**Short task**.
Return the listing below verbatim. Pictures do not belong in the copy.

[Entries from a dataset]

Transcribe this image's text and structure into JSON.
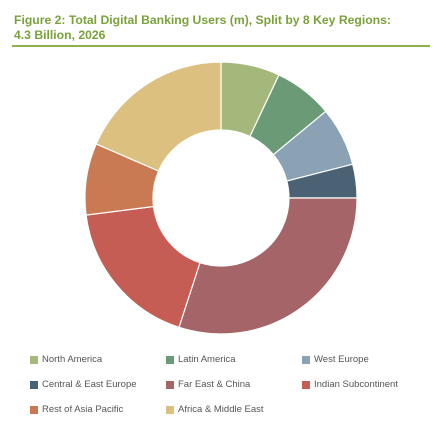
{
  "title_line1": "Figure 2: Total Digital Banking Users (m), Split by 8 Key Regions:",
  "title_line2": "4.3 Billion, 2026",
  "chart_data": {
    "type": "pie",
    "donut": true,
    "legend": "bottom",
    "categories": [
      "North America",
      "Latin America",
      "West Europe",
      "Central & East Europe",
      "Far East & China",
      "Indian Subcontinent",
      "Rest of Asia Pacific",
      "Africa & Middle East"
    ],
    "values": [
      7.0,
      7.0,
      7.0,
      4.0,
      30.0,
      18.0,
      8.5,
      18.5
    ],
    "colors": [
      "#a3b87a",
      "#6b9a77",
      "#8aa2b3",
      "#4b6275",
      "#a46468",
      "#c65d55",
      "#c97a52",
      "#dcc080"
    ]
  }
}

**Response for this exercise**.
Transcribe this image's text and structure into JSON.
{
  "title_line1": "Figure 2: Total Digital Banking Users (m), Split by 8 Key Regions:",
  "title_line2": "4.3 Billion, 2026",
  "chart_data": {
    "type": "pie",
    "donut": true,
    "legend": "bottom",
    "categories": [
      "North America",
      "Latin America",
      "West Europe",
      "Central & East Europe",
      "Far East & China",
      "Indian Subcontinent",
      "Rest of Asia Pacific",
      "Africa & Middle East"
    ],
    "values": [
      7.0,
      7.0,
      7.0,
      4.0,
      30.0,
      18.0,
      8.5,
      18.5
    ],
    "colors": [
      "#a3b87a",
      "#6b9a77",
      "#8aa2b3",
      "#4b6275",
      "#a46468",
      "#c65d55",
      "#c97a52",
      "#dcc080"
    ]
  }
}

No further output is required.